-- START Provided records --

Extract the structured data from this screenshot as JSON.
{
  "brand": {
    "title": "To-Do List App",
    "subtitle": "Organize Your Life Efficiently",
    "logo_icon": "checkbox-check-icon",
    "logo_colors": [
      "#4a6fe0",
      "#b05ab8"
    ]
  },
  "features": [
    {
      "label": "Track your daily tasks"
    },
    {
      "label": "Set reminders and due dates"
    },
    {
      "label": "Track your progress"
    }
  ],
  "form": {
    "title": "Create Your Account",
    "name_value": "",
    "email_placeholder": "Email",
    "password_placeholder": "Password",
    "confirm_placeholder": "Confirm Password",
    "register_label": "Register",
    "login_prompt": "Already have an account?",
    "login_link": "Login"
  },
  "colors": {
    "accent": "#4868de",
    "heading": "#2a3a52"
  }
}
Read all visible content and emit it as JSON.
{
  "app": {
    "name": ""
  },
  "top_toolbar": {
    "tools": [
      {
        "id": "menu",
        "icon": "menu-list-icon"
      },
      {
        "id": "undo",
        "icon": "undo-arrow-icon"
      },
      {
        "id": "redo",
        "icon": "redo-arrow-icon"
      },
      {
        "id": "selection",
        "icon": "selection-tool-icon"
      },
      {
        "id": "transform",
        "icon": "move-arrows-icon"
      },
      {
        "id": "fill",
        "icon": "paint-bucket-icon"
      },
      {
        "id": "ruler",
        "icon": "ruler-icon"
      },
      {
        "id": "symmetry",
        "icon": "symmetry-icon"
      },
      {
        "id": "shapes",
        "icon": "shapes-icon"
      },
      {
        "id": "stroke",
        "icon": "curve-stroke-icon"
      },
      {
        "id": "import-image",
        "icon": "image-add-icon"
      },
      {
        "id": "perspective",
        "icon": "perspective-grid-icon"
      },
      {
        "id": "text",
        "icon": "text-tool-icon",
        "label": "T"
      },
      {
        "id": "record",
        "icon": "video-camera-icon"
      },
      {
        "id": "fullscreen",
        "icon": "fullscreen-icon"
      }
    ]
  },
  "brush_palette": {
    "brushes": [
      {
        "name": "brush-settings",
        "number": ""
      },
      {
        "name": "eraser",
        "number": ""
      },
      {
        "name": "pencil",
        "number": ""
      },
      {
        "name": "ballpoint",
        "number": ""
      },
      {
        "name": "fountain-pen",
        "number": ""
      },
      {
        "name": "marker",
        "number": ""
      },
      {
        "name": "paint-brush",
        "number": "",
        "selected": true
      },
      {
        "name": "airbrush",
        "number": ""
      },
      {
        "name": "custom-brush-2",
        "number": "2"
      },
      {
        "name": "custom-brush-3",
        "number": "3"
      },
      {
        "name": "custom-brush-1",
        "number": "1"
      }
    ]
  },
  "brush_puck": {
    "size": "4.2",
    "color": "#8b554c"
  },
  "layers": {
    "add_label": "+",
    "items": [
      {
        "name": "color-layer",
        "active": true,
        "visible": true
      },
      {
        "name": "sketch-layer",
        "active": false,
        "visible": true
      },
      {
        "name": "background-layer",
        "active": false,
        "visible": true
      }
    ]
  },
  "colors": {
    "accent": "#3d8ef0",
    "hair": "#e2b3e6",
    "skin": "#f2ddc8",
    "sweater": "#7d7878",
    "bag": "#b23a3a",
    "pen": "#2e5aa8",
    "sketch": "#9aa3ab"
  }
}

-- END Provided records --

• _Brief_
Output each entry precisely as given.

• _Response to the exercise_
Extract the structured data from this screenshot as JSON.
{
  "brand": {
    "title": "To-Do List App",
    "subtitle": "Organize Your Life Efficiently",
    "logo_icon": "checkbox-check-icon",
    "logo_colors": [
      "#4a6fe0",
      "#b05ab8"
    ]
  },
  "features": [
    {
      "label": "Track your daily tasks"
    },
    {
      "label": "Set reminders and due dates"
    },
    {
      "label": "Track your progress"
    }
  ],
  "form": {
    "title": "Create Your Account",
    "name_value": "",
    "email_placeholder": "Email",
    "password_placeholder": "Password",
    "confirm_placeholder": "Confirm Password",
    "register_label": "Register",
    "login_prompt": "Already have an account?",
    "login_link": "Login"
  },
  "colors": {
    "accent": "#4868de",
    "heading": "#2a3a52"
  }
}
Read all visible content and emit it as JSON.
{
  "app": {
    "name": ""
  },
  "top_toolbar": {
    "tools": [
      {
        "id": "menu",
        "icon": "menu-list-icon"
      },
      {
        "id": "undo",
        "icon": "undo-arrow-icon"
      },
      {
        "id": "redo",
        "icon": "redo-arrow-icon"
      },
      {
        "id": "selection",
        "icon": "selection-tool-icon"
      },
      {
        "id": "transform",
        "icon": "move-arrows-icon"
      },
      {
        "id": "fill",
        "icon": "paint-bucket-icon"
      },
      {
        "id": "ruler",
        "icon": "ruler-icon"
      },
      {
        "id": "symmetry",
        "icon": "symmetry-icon"
      },
      {
        "id": "shapes",
        "icon": "shapes-icon"
      },
      {
        "id": "stroke",
        "icon": "curve-stroke-icon"
      },
      {
        "id": "import-image",
        "icon": "image-add-icon"
      },
      {
        "id": "perspective",
        "icon": "perspective-grid-icon"
      },
      {
        "id": "text",
        "icon": "text-tool-icon",
        "label": "T"
      },
      {
        "id": "record",
        "icon": "video-camera-icon"
      },
      {
        "id": "fullscreen",
        "icon": "fullscreen-icon"
      }
    ]
  },
  "brush_palette": {
    "brushes": [
      {
        "name": "brush-settings",
        "number": ""
      },
      {
        "name": "eraser",
        "number": ""
      },
      {
        "name": "pencil",
        "number": ""
      },
      {
        "name": "ballpoint",
        "number": ""
      },
      {
        "name": "fountain-pen",
        "number": ""
      },
      {
        "name": "marker",
        "number": ""
      },
      {
        "name": "paint-brush",
        "number": "",
        "selected": true
      },
      {
        "name": "airbrush",
        "number": ""
      },
      {
        "name": "custom-brush-2",
        "number": "2"
      },
      {
        "name": "custom-brush-3",
        "number": "3"
      },
      {
        "name": "custom-brush-1",
        "number": "1"
      }
    ]
  },
  "brush_puck": {
    "size": "4.2",
    "color": "#8b554c"
  },
  "layers": {
    "add_label": "+",
    "items": [
      {
        "name": "color-layer",
        "active": true,
        "visible": true
      },
      {
        "name": "sketch-layer",
        "active": false,
        "visible": true
      },
      {
        "name": "background-layer",
        "active": false,
        "visible": true
      }
    ]
  },
  "colors": {
    "accent": "#3d8ef0",
    "hair": "#e2b3e6",
    "skin": "#f2ddc8",
    "sweater": "#7d7878",
    "bag": "#b23a3a",
    "pen": "#2e5aa8",
    "sketch": "#9aa3ab"
  }
}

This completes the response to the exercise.